### What is asked
Count how many lines in this material contain "Power". The answer is that number alone.

### Data provided
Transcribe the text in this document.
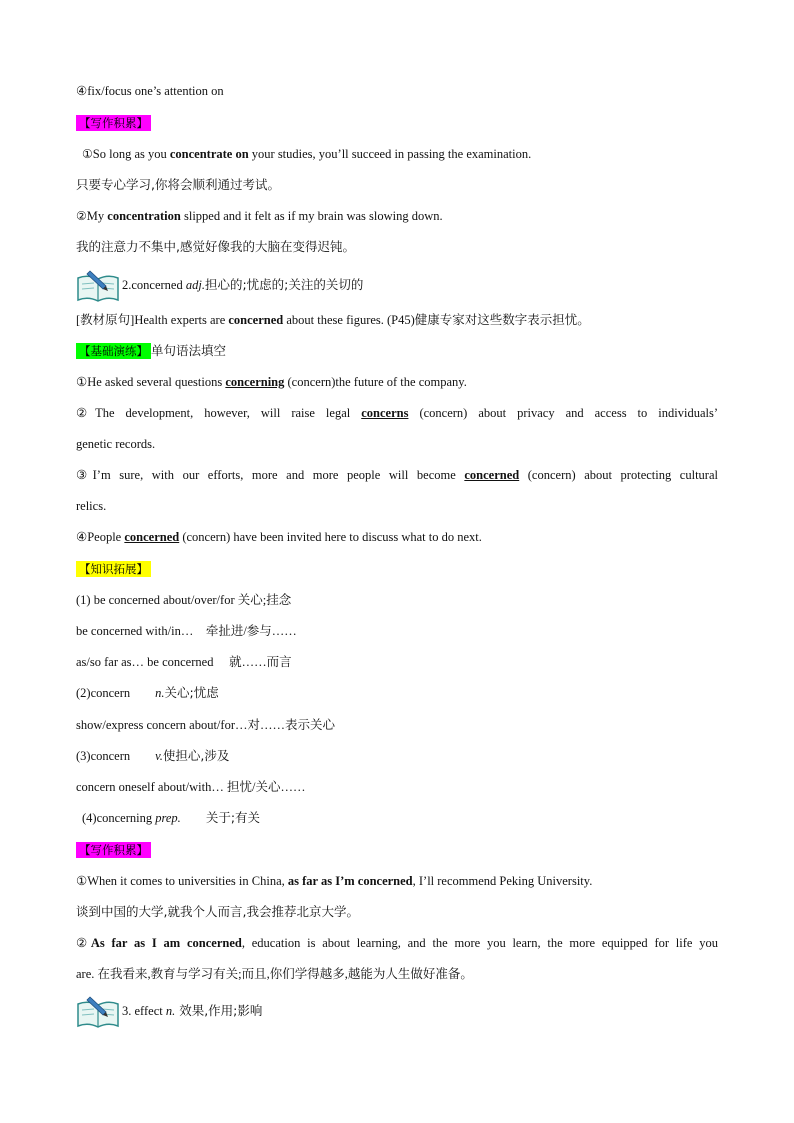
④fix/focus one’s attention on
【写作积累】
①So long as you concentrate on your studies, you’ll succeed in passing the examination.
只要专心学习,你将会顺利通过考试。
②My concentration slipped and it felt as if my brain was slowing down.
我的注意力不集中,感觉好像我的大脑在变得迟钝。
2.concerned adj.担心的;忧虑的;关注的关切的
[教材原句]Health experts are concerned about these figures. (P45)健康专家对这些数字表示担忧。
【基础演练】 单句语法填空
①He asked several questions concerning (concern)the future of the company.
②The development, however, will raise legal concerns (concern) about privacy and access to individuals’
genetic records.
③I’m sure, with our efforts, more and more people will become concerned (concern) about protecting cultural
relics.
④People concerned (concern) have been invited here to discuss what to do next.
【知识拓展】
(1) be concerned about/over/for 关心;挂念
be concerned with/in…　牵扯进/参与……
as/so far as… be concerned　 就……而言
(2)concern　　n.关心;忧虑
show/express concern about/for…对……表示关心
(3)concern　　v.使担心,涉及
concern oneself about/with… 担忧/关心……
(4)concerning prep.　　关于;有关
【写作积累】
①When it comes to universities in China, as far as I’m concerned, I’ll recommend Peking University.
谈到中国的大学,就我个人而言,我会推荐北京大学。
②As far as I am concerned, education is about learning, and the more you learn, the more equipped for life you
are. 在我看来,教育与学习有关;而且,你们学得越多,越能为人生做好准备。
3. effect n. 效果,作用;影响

---

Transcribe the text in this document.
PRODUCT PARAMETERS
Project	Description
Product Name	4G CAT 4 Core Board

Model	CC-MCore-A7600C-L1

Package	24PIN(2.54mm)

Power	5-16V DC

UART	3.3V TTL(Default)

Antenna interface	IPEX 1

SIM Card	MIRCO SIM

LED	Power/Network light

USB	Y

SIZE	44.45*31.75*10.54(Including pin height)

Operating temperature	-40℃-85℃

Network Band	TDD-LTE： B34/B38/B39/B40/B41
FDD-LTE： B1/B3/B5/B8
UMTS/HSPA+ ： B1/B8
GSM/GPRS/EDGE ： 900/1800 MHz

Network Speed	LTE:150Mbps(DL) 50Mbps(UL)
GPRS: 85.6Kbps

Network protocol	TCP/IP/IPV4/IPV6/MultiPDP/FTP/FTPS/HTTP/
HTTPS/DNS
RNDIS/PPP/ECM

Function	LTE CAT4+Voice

...

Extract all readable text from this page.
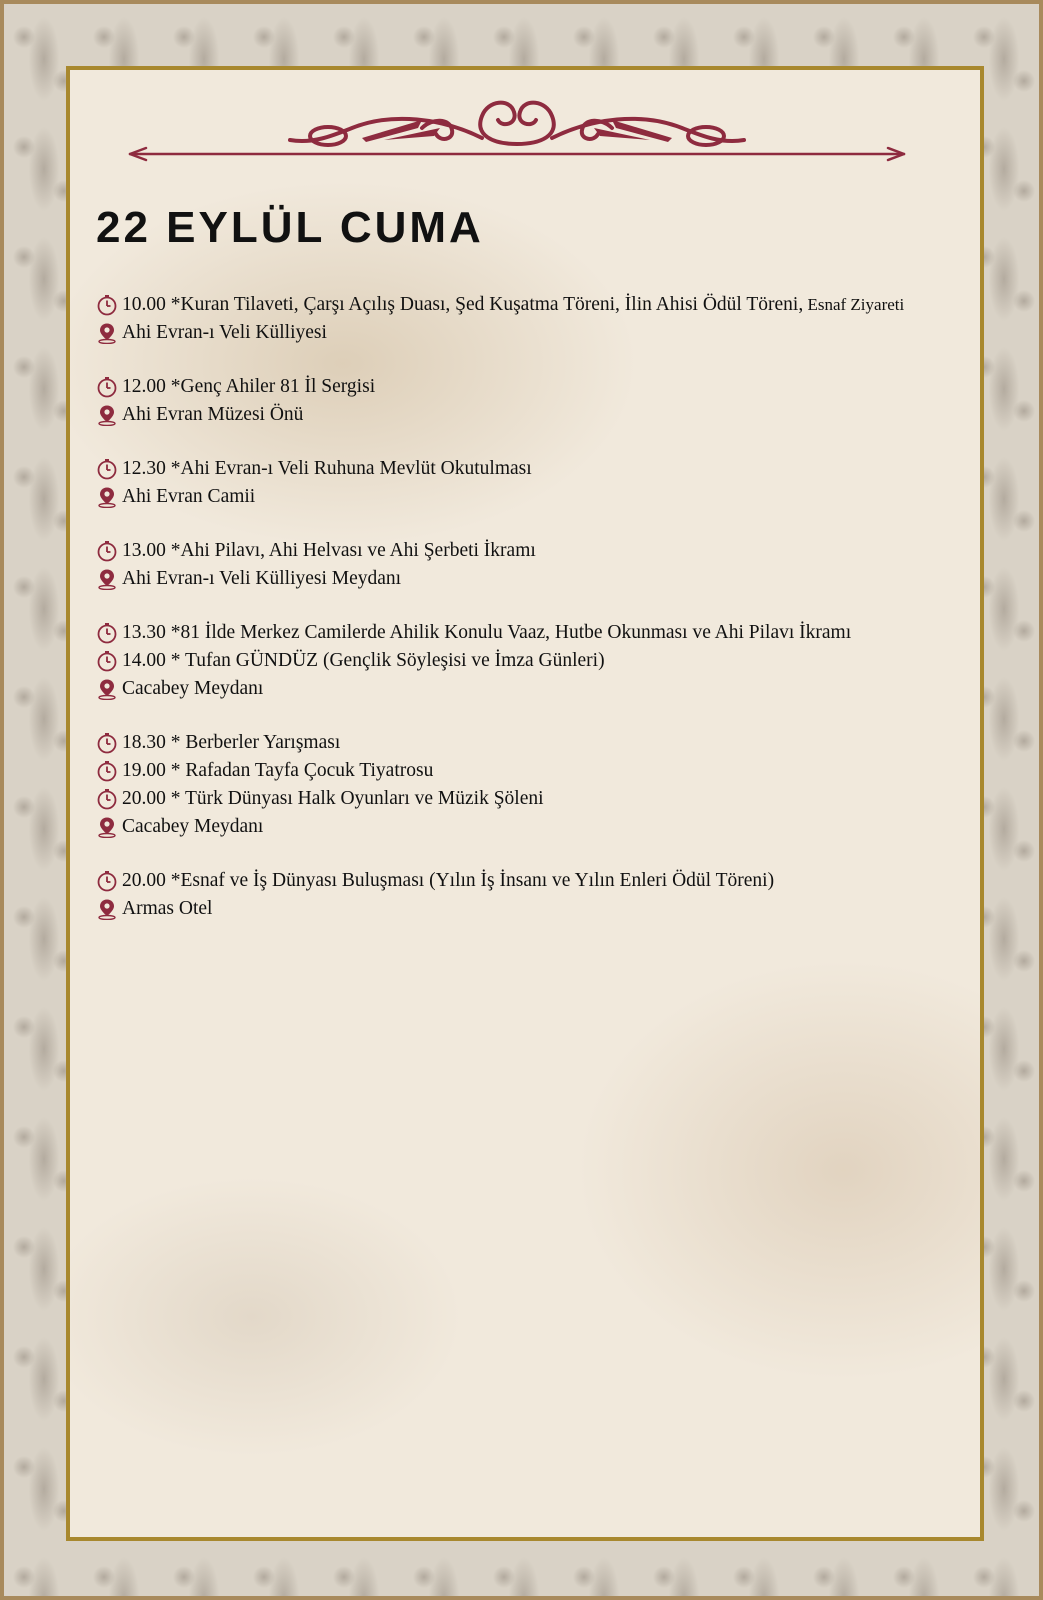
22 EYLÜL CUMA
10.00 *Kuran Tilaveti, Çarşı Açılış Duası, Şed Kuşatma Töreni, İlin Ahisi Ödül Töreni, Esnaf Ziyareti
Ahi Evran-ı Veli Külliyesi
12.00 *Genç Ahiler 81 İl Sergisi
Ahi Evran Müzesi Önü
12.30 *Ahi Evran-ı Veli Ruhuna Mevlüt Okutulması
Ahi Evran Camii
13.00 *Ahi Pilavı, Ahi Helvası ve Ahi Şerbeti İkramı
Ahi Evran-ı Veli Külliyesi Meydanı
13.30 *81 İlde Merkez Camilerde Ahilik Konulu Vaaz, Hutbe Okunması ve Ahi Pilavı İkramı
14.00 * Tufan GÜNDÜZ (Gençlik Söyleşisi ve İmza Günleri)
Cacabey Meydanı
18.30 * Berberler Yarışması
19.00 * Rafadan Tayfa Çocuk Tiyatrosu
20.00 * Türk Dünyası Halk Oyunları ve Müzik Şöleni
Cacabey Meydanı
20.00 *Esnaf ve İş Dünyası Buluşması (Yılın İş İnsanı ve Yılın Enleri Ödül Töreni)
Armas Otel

### Written response
2